STATED GOAL – Quote the whole listing word for word, please.

RECORD SET –
------
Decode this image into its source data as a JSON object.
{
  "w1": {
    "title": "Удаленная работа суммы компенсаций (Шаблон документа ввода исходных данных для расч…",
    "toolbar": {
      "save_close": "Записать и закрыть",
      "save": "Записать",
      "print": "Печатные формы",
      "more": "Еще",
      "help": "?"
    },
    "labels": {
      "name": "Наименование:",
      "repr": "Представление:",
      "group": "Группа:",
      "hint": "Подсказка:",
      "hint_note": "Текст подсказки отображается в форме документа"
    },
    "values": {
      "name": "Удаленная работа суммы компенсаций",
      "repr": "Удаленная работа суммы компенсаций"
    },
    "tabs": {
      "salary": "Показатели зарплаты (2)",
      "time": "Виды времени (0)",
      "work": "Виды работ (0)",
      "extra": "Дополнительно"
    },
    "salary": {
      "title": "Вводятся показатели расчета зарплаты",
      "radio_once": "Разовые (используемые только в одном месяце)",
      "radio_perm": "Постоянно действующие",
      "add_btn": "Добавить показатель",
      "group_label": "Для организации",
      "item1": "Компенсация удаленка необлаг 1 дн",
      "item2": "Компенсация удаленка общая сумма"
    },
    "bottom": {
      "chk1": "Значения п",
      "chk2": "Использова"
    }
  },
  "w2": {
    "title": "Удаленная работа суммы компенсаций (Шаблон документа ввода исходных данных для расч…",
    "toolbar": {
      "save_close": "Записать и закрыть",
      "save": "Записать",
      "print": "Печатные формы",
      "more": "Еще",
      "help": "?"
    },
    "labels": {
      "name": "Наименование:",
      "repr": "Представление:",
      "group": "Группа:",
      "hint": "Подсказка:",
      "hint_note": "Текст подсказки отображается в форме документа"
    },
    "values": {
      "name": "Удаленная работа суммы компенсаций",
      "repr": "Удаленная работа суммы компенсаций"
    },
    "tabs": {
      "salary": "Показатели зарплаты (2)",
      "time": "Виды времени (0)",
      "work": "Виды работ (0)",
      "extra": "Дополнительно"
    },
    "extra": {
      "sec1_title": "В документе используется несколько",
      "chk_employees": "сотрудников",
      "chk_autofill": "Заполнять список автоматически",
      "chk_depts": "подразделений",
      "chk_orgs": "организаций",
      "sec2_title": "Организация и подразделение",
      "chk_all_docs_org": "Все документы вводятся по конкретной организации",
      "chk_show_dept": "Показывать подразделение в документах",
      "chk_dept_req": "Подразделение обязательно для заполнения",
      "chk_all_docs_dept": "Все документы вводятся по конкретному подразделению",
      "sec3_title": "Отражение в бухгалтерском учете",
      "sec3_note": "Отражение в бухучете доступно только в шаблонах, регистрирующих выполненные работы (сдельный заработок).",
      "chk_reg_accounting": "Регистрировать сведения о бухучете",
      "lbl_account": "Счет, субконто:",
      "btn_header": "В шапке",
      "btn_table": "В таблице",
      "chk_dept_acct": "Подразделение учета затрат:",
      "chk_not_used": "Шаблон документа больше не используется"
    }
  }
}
------
THE COMPLETED TASK –
Decode this image into its source data as a JSON object.
{
  "w1": {
    "title": "Удаленная работа суммы компенсаций (Шаблон документа ввода исходных данных для расч…",
    "toolbar": {
      "save_close": "Записать и закрыть",
      "save": "Записать",
      "print": "Печатные формы",
      "more": "Еще",
      "help": "?"
    },
    "labels": {
      "name": "Наименование:",
      "repr": "Представление:",
      "group": "Группа:",
      "hint": "Подсказка:",
      "hint_note": "Текст подсказки отображается в форме документа"
    },
    "values": {
      "name": "Удаленная работа суммы компенсаций",
      "repr": "Удаленная работа суммы компенсаций"
    },
    "tabs": {
      "salary": "Показатели зарплаты (2)",
      "time": "Виды времени (0)",
      "work": "Виды работ (0)",
      "extra": "Дополнительно"
    },
    "salary": {
      "title": "Вводятся показатели расчета зарплаты",
      "radio_once": "Разовые (используемые только в одном месяце)",
      "radio_perm": "Постоянно действующие",
      "add_btn": "Добавить показатель",
      "group_label": "Для организации",
      "item1": "Компенсация удаленка необлаг 1 дн",
      "item2": "Компенсация удаленка общая сумма"
    },
    "bottom": {
      "chk1": "Значения п",
      "chk2": "Использова"
    }
  },
  "w2": {
    "title": "Удаленная работа суммы компенсаций (Шаблон документа ввода исходных данных для расч…",
    "toolbar": {
      "save_close": "Записать и закрыть",
      "save": "Записать",
      "print": "Печатные формы",
      "more": "Еще",
      "help": "?"
    },
    "labels": {
      "name": "Наименование:",
      "repr": "Представление:",
      "group": "Группа:",
      "hint": "Подсказка:",
      "hint_note": "Текст подсказки отображается в форме документа"
    },
    "values": {
      "name": "Удаленная работа суммы компенсаций",
      "repr": "Удаленная работа суммы компенсаций"
    },
    "tabs": {
      "salary": "Показатели зарплаты (2)",
      "time": "Виды времени (0)",
      "work": "Виды работ (0)",
      "extra": "Дополнительно"
    },
    "extra": {
      "sec1_title": "В документе используется несколько",
      "chk_employees": "сотрудников",
      "chk_autofill": "Заполнять список автоматически",
      "chk_depts": "подразделений",
      "chk_orgs": "организаций",
      "sec2_title": "Организация и подразделение",
      "chk_all_docs_org": "Все документы вводятся по конкретной организации",
      "chk_show_dept": "Показывать подразделение в документах",
      "chk_dept_req": "Подразделение обязательно для заполнения",
      "chk_all_docs_dept": "Все документы вводятся по конкретному подразделению",
      "sec3_title": "Отражение в бухгалтерском учете",
      "sec3_note": "Отражение в бухучете доступно только в шаблонах, регистрирующих выполненные работы (сдельный заработок).",
      "chk_reg_accounting": "Регистрировать сведения о бухучете",
      "lbl_account": "Счет, субконто:",
      "btn_header": "В шапке",
      "btn_table": "В таблице",
      "chk_dept_acct": "Подразделение учета затрат:",
      "chk_not_used": "Шаблон документа больше не используется"
    }
  }
}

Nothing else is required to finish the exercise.